> **THE DATA**
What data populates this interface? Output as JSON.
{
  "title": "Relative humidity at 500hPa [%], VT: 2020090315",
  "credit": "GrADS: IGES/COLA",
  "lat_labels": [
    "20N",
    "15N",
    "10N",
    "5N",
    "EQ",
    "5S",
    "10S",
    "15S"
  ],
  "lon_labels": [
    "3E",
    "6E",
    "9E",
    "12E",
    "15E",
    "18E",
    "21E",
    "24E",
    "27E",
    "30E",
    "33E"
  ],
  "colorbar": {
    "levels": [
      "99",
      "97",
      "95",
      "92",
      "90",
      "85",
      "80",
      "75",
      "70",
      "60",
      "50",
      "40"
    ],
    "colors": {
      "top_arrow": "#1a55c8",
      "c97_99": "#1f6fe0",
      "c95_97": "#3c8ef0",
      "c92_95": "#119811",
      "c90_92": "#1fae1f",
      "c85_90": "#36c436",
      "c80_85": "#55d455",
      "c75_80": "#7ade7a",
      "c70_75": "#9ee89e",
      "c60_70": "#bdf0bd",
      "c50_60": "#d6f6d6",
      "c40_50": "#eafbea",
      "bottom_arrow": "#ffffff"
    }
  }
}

> **WHAT YOU HAVE TO DO**
Quote the whole listing above, leaving nothing out.

> **RESPONSE TO THIS TASK**
What data populates this interface? Output as JSON.
{
  "title": "Relative humidity at 500hPa [%], VT: 2020090315",
  "credit": "GrADS: IGES/COLA",
  "lat_labels": [
    "20N",
    "15N",
    "10N",
    "5N",
    "EQ",
    "5S",
    "10S",
    "15S"
  ],
  "lon_labels": [
    "3E",
    "6E",
    "9E",
    "12E",
    "15E",
    "18E",
    "21E",
    "24E",
    "27E",
    "30E",
    "33E"
  ],
  "colorbar": {
    "levels": [
      "99",
      "97",
      "95",
      "92",
      "90",
      "85",
      "80",
      "75",
      "70",
      "60",
      "50",
      "40"
    ],
    "colors": {
      "top_arrow": "#1a55c8",
      "c97_99": "#1f6fe0",
      "c95_97": "#3c8ef0",
      "c92_95": "#119811",
      "c90_92": "#1fae1f",
      "c85_90": "#36c436",
      "c80_85": "#55d455",
      "c75_80": "#7ade7a",
      "c70_75": "#9ee89e",
      "c60_70": "#bdf0bd",
      "c50_60": "#d6f6d6",
      "c40_50": "#eafbea",
      "bottom_arrow": "#ffffff"
    }
  }
}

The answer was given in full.